Job →
Extract every line below, verbatim.

Extracted information →
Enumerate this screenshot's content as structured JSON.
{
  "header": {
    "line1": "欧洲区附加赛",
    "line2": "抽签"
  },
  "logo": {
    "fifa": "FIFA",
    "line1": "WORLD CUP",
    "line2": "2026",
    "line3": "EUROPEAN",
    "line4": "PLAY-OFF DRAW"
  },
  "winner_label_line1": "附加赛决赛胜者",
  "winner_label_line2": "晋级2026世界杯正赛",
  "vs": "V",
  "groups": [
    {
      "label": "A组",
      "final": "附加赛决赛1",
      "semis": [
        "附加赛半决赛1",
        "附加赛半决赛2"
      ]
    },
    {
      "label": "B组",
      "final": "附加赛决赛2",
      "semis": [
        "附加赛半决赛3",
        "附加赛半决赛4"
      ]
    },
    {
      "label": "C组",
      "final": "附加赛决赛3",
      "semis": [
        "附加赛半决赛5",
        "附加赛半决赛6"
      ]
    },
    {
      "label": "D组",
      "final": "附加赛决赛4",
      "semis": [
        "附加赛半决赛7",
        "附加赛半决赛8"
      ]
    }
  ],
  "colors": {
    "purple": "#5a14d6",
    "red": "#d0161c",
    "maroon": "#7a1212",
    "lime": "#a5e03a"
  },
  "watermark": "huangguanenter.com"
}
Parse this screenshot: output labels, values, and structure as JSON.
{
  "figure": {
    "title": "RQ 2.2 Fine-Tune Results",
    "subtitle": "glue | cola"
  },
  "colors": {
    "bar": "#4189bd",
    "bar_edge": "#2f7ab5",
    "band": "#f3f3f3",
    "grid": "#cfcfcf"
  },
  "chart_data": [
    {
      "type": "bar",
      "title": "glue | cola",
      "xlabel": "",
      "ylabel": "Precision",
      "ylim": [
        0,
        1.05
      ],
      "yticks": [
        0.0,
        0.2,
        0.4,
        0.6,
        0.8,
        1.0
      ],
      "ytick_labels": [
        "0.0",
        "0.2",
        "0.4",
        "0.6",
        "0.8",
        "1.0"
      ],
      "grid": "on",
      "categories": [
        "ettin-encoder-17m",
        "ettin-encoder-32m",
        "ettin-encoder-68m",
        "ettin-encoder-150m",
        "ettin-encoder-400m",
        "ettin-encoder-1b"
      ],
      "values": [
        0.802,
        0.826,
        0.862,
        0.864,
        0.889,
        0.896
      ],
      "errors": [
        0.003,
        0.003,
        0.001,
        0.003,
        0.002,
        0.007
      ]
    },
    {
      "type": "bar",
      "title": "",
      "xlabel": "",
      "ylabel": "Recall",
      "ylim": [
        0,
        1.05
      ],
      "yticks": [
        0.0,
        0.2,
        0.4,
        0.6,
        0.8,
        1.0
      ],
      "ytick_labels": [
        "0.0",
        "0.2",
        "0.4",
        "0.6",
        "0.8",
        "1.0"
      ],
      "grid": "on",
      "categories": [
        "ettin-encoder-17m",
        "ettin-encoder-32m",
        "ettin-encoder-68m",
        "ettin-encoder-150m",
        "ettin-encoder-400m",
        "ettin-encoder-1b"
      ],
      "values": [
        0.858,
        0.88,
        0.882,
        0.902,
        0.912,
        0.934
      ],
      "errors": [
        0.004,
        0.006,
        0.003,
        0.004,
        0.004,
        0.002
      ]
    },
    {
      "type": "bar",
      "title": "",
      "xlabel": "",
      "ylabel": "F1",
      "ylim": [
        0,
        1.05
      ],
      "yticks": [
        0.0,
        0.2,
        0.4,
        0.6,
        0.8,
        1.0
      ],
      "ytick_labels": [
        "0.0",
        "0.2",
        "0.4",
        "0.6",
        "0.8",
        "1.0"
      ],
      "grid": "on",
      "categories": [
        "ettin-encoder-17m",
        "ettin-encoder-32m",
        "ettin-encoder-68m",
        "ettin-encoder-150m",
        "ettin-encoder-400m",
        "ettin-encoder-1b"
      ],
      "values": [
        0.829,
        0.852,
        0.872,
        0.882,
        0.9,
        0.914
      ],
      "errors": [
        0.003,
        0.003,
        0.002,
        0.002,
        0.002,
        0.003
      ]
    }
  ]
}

Solution for this problem →
Enumerate this screenshot's content as structured JSON.
{
  "header": {
    "line1": "欧洲区附加赛",
    "line2": "抽签"
  },
  "logo": {
    "fifa": "FIFA",
    "line1": "WORLD CUP",
    "line2": "2026",
    "line3": "EUROPEAN",
    "line4": "PLAY-OFF DRAW"
  },
  "winner_label_line1": "附加赛决赛胜者",
  "winner_label_line2": "晋级2026世界杯正赛",
  "vs": "V",
  "groups": [
    {
      "label": "A组",
      "final": "附加赛决赛1",
      "semis": [
        "附加赛半决赛1",
        "附加赛半决赛2"
      ]
    },
    {
      "label": "B组",
      "final": "附加赛决赛2",
      "semis": [
        "附加赛半决赛3",
        "附加赛半决赛4"
      ]
    },
    {
      "label": "C组",
      "final": "附加赛决赛3",
      "semis": [
        "附加赛半决赛5",
        "附加赛半决赛6"
      ]
    },
    {
      "label": "D组",
      "final": "附加赛决赛4",
      "semis": [
        "附加赛半决赛7",
        "附加赛半决赛8"
      ]
    }
  ],
  "colors": {
    "purple": "#5a14d6",
    "red": "#d0161c",
    "maroon": "#7a1212",
    "lime": "#a5e03a"
  },
  "watermark": "huangguanenter.com"
}
Parse this screenshot: output labels, values, and structure as JSON.
{
  "figure": {
    "title": "RQ 2.2 Fine-Tune Results",
    "subtitle": "glue | cola"
  },
  "colors": {
    "bar": "#4189bd",
    "bar_edge": "#2f7ab5",
    "band": "#f3f3f3",
    "grid": "#cfcfcf"
  },
  "chart_data": [
    {
      "type": "bar",
      "title": "glue | cola",
      "xlabel": "",
      "ylabel": "Precision",
      "ylim": [
        0,
        1.05
      ],
      "yticks": [
        0.0,
        0.2,
        0.4,
        0.6,
        0.8,
        1.0
      ],
      "ytick_labels": [
        "0.0",
        "0.2",
        "0.4",
        "0.6",
        "0.8",
        "1.0"
      ],
      "grid": "on",
      "categories": [
        "ettin-encoder-17m",
        "ettin-encoder-32m",
        "ettin-encoder-68m",
        "ettin-encoder-150m",
        "ettin-encoder-400m",
        "ettin-encoder-1b"
      ],
      "values": [
        0.802,
        0.826,
        0.862,
        0.864,
        0.889,
        0.896
      ],
      "errors": [
        0.003,
        0.003,
        0.001,
        0.003,
        0.002,
        0.007
      ]
    },
    {
      "type": "bar",
      "title": "",
      "xlabel": "",
      "ylabel": "Recall",
      "ylim": [
        0,
        1.05
      ],
      "yticks": [
        0.0,
        0.2,
        0.4,
        0.6,
        0.8,
        1.0
      ],
      "ytick_labels": [
        "0.0",
        "0.2",
        "0.4",
        "0.6",
        "0.8",
        "1.0"
      ],
      "grid": "on",
      "categories": [
        "ettin-encoder-17m",
        "ettin-encoder-32m",
        "ettin-encoder-68m",
        "ettin-encoder-150m",
        "ettin-encoder-400m",
        "ettin-encoder-1b"
      ],
      "values": [
        0.858,
        0.88,
        0.882,
        0.902,
        0.912,
        0.934
      ],
      "errors": [
        0.004,
        0.006,
        0.003,
        0.004,
        0.004,
        0.002
      ]
    },
    {
      "type": "bar",
      "title": "",
      "xlabel": "",
      "ylabel": "F1",
      "ylim": [
        0,
        1.05
      ],
      "yticks": [
        0.0,
        0.2,
        0.4,
        0.6,
        0.8,
        1.0
      ],
      "ytick_labels": [
        "0.0",
        "0.2",
        "0.4",
        "0.6",
        "0.8",
        "1.0"
      ],
      "grid": "on",
      "categories": [
        "ettin-encoder-17m",
        "ettin-encoder-32m",
        "ettin-encoder-68m",
        "ettin-encoder-150m",
        "ettin-encoder-400m",
        "ettin-encoder-1b"
      ],
      "values": [
        0.829,
        0.852,
        0.872,
        0.882,
        0.9,
        0.914
      ],
      "errors": [
        0.003,
        0.003,
        0.002,
        0.002,
        0.002,
        0.003
      ]
    }
  ]
}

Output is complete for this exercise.